EXERCISE INPUT
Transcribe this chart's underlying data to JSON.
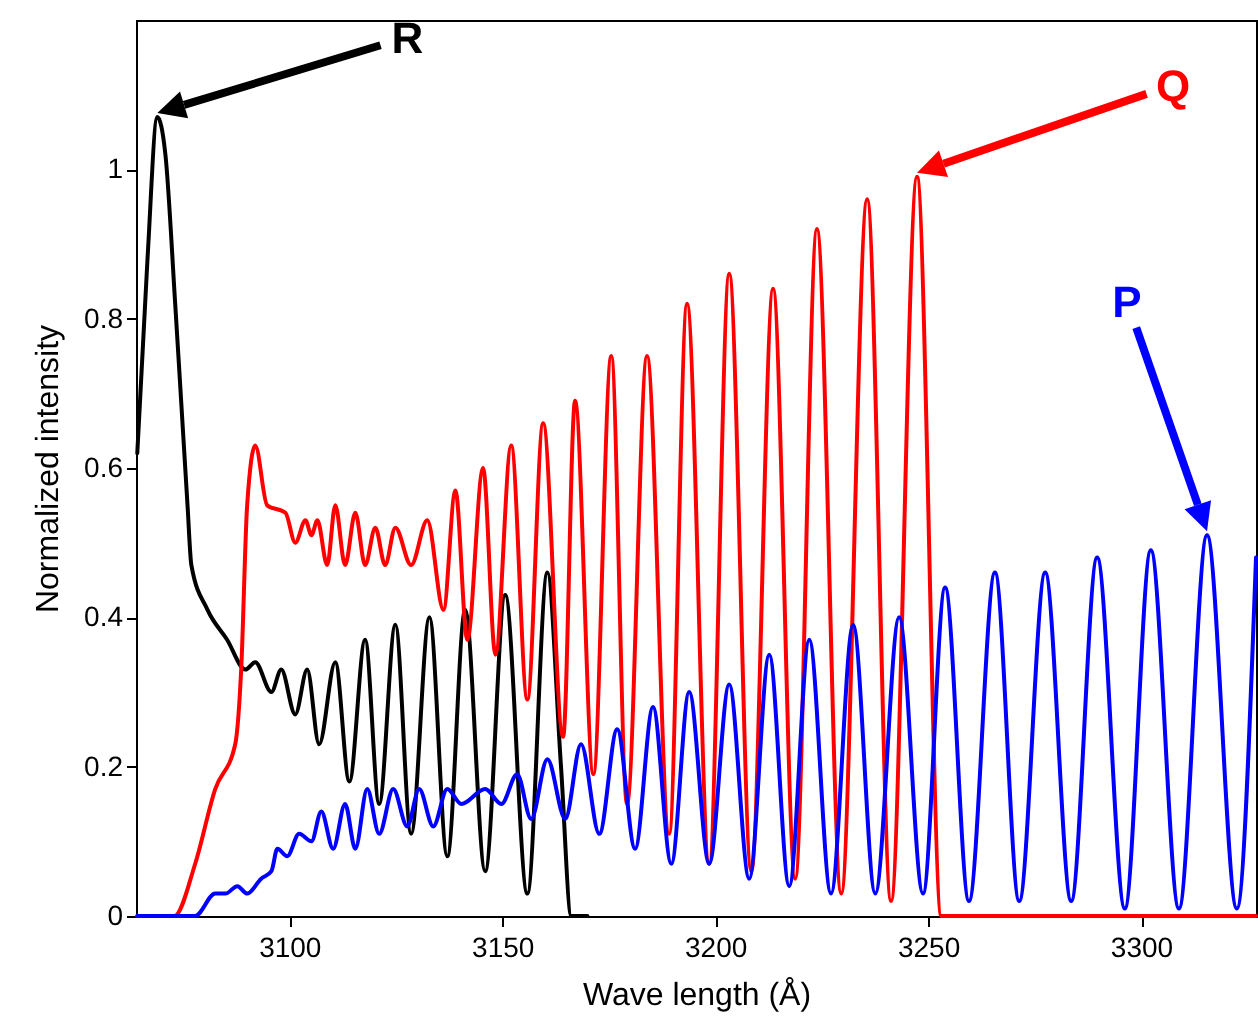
{
  "chart_data": {
    "type": "line",
    "xlabel": "Wave length (Å)",
    "ylabel": "Normalized intensity",
    "xlim": [
      3064,
      3327
    ],
    "ylim": [
      0,
      1.2
    ],
    "xticks": [
      3100,
      3150,
      3200,
      3250,
      3300
    ],
    "yticks": [
      0,
      0.2,
      0.4,
      0.6,
      0.8,
      1
    ],
    "grid": false,
    "legend": false,
    "marker": "none",
    "line_style": "solid",
    "series": [
      {
        "name": "R",
        "color": "#000000",
        "x": [
          3064.3,
          3066.7,
          3069.0,
          3070.9,
          3073.2,
          3074.6,
          3076.1,
          3077.0,
          3080.8,
          3085.4,
          3089.7,
          3092.0,
          3095.8,
          3098.1,
          3101.4,
          3104.2,
          3107.0,
          3110.8,
          3114.1,
          3117.8,
          3121.1,
          3124.9,
          3128.6,
          3132.9,
          3137.1,
          3141.3,
          3146.0,
          3150.7,
          3155.9,
          3160.6,
          3163.8,
          3166.2,
          3170
        ],
        "values": [
          0.62,
          0.88,
          1.07,
          1.02,
          0.82,
          0.69,
          0.55,
          0.47,
          0.41,
          0.37,
          0.33,
          0.34,
          0.3,
          0.33,
          0.27,
          0.33,
          0.23,
          0.34,
          0.18,
          0.37,
          0.15,
          0.39,
          0.11,
          0.4,
          0.08,
          0.41,
          0.06,
          0.43,
          0.03,
          0.46,
          0.2,
          0.0,
          0.0
        ]
      },
      {
        "name": "Q",
        "color": "#ff0000",
        "x": [
          3064.3,
          3073,
          3077.9,
          3082.6,
          3087.3,
          3088.7,
          3090.1,
          3092.0,
          3094.8,
          3099.1,
          3101.4,
          3103.8,
          3105.2,
          3106.6,
          3108.9,
          3110.8,
          3113.1,
          3115.5,
          3117.8,
          3120.2,
          3122.5,
          3124.9,
          3128.6,
          3132.4,
          3136.2,
          3139.0,
          3141.8,
          3145.5,
          3148.4,
          3152.1,
          3155.9,
          3159.6,
          3164.3,
          3167.1,
          3171.4,
          3175.6,
          3179.3,
          3184.0,
          3189.2,
          3193.4,
          3198.6,
          3203.3,
          3208.5,
          3213.6,
          3218.8,
          3223.9,
          3229.6,
          3235.7,
          3241.3,
          3247.4,
          3253.1,
          3327
        ],
        "values": [
          0,
          0,
          0.07,
          0.17,
          0.23,
          0.33,
          0.55,
          0.63,
          0.55,
          0.54,
          0.5,
          0.53,
          0.51,
          0.53,
          0.47,
          0.55,
          0.47,
          0.54,
          0.47,
          0.52,
          0.47,
          0.52,
          0.47,
          0.53,
          0.41,
          0.57,
          0.37,
          0.6,
          0.35,
          0.63,
          0.29,
          0.66,
          0.24,
          0.69,
          0.19,
          0.75,
          0.15,
          0.75,
          0.11,
          0.82,
          0.07,
          0.86,
          0.06,
          0.84,
          0.05,
          0.92,
          0.03,
          0.96,
          0.02,
          0.99,
          0,
          0
        ]
      },
      {
        "name": "P",
        "color": "#0000ff",
        "x": [
          3064.3,
          3077.9,
          3082.6,
          3085.0,
          3087.8,
          3090.1,
          3093.4,
          3095.8,
          3097.2,
          3099.5,
          3102.3,
          3105.2,
          3107.5,
          3110.3,
          3113.1,
          3115.5,
          3118.3,
          3121.1,
          3124.4,
          3127.7,
          3130.5,
          3133.8,
          3137.1,
          3140.4,
          3146.0,
          3149.8,
          3153.5,
          3156.8,
          3160.6,
          3164.8,
          3168.5,
          3172.8,
          3177.0,
          3181.2,
          3185.4,
          3189.7,
          3193.9,
          3198.6,
          3203.3,
          3208.0,
          3212.7,
          3217.4,
          3222.1,
          3227.2,
          3232.4,
          3237.6,
          3243.2,
          3248.8,
          3254.0,
          3259.6,
          3265.7,
          3271.4,
          3277.5,
          3283.6,
          3289.7,
          3296.2,
          3302.3,
          3308.9,
          3315.5,
          3322.5,
          3327
        ],
        "values": [
          0,
          0,
          0.03,
          0.03,
          0.04,
          0.03,
          0.05,
          0.06,
          0.09,
          0.08,
          0.11,
          0.1,
          0.14,
          0.09,
          0.15,
          0.09,
          0.17,
          0.11,
          0.17,
          0.12,
          0.17,
          0.12,
          0.17,
          0.15,
          0.17,
          0.15,
          0.19,
          0.13,
          0.21,
          0.13,
          0.23,
          0.11,
          0.25,
          0.09,
          0.28,
          0.07,
          0.3,
          0.07,
          0.31,
          0.05,
          0.35,
          0.04,
          0.37,
          0.03,
          0.39,
          0.03,
          0.4,
          0.03,
          0.44,
          0.02,
          0.46,
          0.02,
          0.46,
          0.02,
          0.48,
          0.01,
          0.49,
          0.01,
          0.51,
          0.01,
          0.48
        ]
      }
    ]
  }
}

EXERCISE DESCRIPTION
Copy out each line exactly, without the pictures.

TASK RESULT
Transcribe this chart's underlying data to JSON.
{
  "chart_data": {
    "type": "line",
    "xlabel": "Wave length (Å)",
    "ylabel": "Normalized intensity",
    "xlim": [
      3064,
      3327
    ],
    "ylim": [
      0,
      1.2
    ],
    "xticks": [
      3100,
      3150,
      3200,
      3250,
      3300
    ],
    "yticks": [
      0,
      0.2,
      0.4,
      0.6,
      0.8,
      1
    ],
    "grid": false,
    "legend": false,
    "marker": "none",
    "line_style": "solid",
    "series": [
      {
        "name": "R",
        "color": "#000000",
        "x": [
          3064.3,
          3066.7,
          3069.0,
          3070.9,
          3073.2,
          3074.6,
          3076.1,
          3077.0,
          3080.8,
          3085.4,
          3089.7,
          3092.0,
          3095.8,
          3098.1,
          3101.4,
          3104.2,
          3107.0,
          3110.8,
          3114.1,
          3117.8,
          3121.1,
          3124.9,
          3128.6,
          3132.9,
          3137.1,
          3141.3,
          3146.0,
          3150.7,
          3155.9,
          3160.6,
          3163.8,
          3166.2,
          3170
        ],
        "values": [
          0.62,
          0.88,
          1.07,
          1.02,
          0.82,
          0.69,
          0.55,
          0.47,
          0.41,
          0.37,
          0.33,
          0.34,
          0.3,
          0.33,
          0.27,
          0.33,
          0.23,
          0.34,
          0.18,
          0.37,
          0.15,
          0.39,
          0.11,
          0.4,
          0.08,
          0.41,
          0.06,
          0.43,
          0.03,
          0.46,
          0.2,
          0.0,
          0.0
        ]
      },
      {
        "name": "Q",
        "color": "#ff0000",
        "x": [
          3064.3,
          3073,
          3077.9,
          3082.6,
          3087.3,
          3088.7,
          3090.1,
          3092.0,
          3094.8,
          3099.1,
          3101.4,
          3103.8,
          3105.2,
          3106.6,
          3108.9,
          3110.8,
          3113.1,
          3115.5,
          3117.8,
          3120.2,
          3122.5,
          3124.9,
          3128.6,
          3132.4,
          3136.2,
          3139.0,
          3141.8,
          3145.5,
          3148.4,
          3152.1,
          3155.9,
          3159.6,
          3164.3,
          3167.1,
          3171.4,
          3175.6,
          3179.3,
          3184.0,
          3189.2,
          3193.4,
          3198.6,
          3203.3,
          3208.5,
          3213.6,
          3218.8,
          3223.9,
          3229.6,
          3235.7,
          3241.3,
          3247.4,
          3253.1,
          3327
        ],
        "values": [
          0,
          0,
          0.07,
          0.17,
          0.23,
          0.33,
          0.55,
          0.63,
          0.55,
          0.54,
          0.5,
          0.53,
          0.51,
          0.53,
          0.47,
          0.55,
          0.47,
          0.54,
          0.47,
          0.52,
          0.47,
          0.52,
          0.47,
          0.53,
          0.41,
          0.57,
          0.37,
          0.6,
          0.35,
          0.63,
          0.29,
          0.66,
          0.24,
          0.69,
          0.19,
          0.75,
          0.15,
          0.75,
          0.11,
          0.82,
          0.07,
          0.86,
          0.06,
          0.84,
          0.05,
          0.92,
          0.03,
          0.96,
          0.02,
          0.99,
          0,
          0
        ]
      },
      {
        "name": "P",
        "color": "#0000ff",
        "x": [
          3064.3,
          3077.9,
          3082.6,
          3085.0,
          3087.8,
          3090.1,
          3093.4,
          3095.8,
          3097.2,
          3099.5,
          3102.3,
          3105.2,
          3107.5,
          3110.3,
          3113.1,
          3115.5,
          3118.3,
          3121.1,
          3124.4,
          3127.7,
          3130.5,
          3133.8,
          3137.1,
          3140.4,
          3146.0,
          3149.8,
          3153.5,
          3156.8,
          3160.6,
          3164.8,
          3168.5,
          3172.8,
          3177.0,
          3181.2,
          3185.4,
          3189.7,
          3193.9,
          3198.6,
          3203.3,
          3208.0,
          3212.7,
          3217.4,
          3222.1,
          3227.2,
          3232.4,
          3237.6,
          3243.2,
          3248.8,
          3254.0,
          3259.6,
          3265.7,
          3271.4,
          3277.5,
          3283.6,
          3289.7,
          3296.2,
          3302.3,
          3308.9,
          3315.5,
          3322.5,
          3327
        ],
        "values": [
          0,
          0,
          0.03,
          0.03,
          0.04,
          0.03,
          0.05,
          0.06,
          0.09,
          0.08,
          0.11,
          0.1,
          0.14,
          0.09,
          0.15,
          0.09,
          0.17,
          0.11,
          0.17,
          0.12,
          0.17,
          0.12,
          0.17,
          0.15,
          0.17,
          0.15,
          0.19,
          0.13,
          0.21,
          0.13,
          0.23,
          0.11,
          0.25,
          0.09,
          0.28,
          0.07,
          0.3,
          0.07,
          0.31,
          0.05,
          0.35,
          0.04,
          0.37,
          0.03,
          0.39,
          0.03,
          0.4,
          0.03,
          0.44,
          0.02,
          0.46,
          0.02,
          0.46,
          0.02,
          0.48,
          0.01,
          0.49,
          0.01,
          0.51,
          0.01,
          0.48
        ]
      }
    ]
  }
}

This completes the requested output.